* _What you need to do_
Return every entry exactly.

## Start

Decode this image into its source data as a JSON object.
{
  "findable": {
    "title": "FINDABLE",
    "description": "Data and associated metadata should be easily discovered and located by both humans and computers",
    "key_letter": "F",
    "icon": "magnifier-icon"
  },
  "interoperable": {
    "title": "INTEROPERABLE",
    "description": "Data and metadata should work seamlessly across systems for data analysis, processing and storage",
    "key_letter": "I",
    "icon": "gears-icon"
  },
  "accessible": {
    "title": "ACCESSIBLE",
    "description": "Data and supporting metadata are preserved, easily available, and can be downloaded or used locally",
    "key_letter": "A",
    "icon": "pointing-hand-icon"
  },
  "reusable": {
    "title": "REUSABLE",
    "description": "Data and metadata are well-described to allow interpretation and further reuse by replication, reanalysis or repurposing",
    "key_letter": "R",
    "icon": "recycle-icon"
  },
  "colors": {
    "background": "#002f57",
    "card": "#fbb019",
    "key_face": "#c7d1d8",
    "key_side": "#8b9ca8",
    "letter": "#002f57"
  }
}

## End

* _Final result_
Decode this image into its source data as a JSON object.
{
  "findable": {
    "title": "FINDABLE",
    "description": "Data and associated metadata should be easily discovered and located by both humans and computers",
    "key_letter": "F",
    "icon": "magnifier-icon"
  },
  "interoperable": {
    "title": "INTEROPERABLE",
    "description": "Data and metadata should work seamlessly across systems for data analysis, processing and storage",
    "key_letter": "I",
    "icon": "gears-icon"
  },
  "accessible": {
    "title": "ACCESSIBLE",
    "description": "Data and supporting metadata are preserved, easily available, and can be downloaded or used locally",
    "key_letter": "A",
    "icon": "pointing-hand-icon"
  },
  "reusable": {
    "title": "REUSABLE",
    "description": "Data and metadata are well-described to allow interpretation and further reuse by replication, reanalysis or repurposing",
    "key_letter": "R",
    "icon": "recycle-icon"
  },
  "colors": {
    "background": "#002f57",
    "card": "#fbb019",
    "key_face": "#c7d1d8",
    "key_side": "#8b9ca8",
    "letter": "#002f57"
  }
}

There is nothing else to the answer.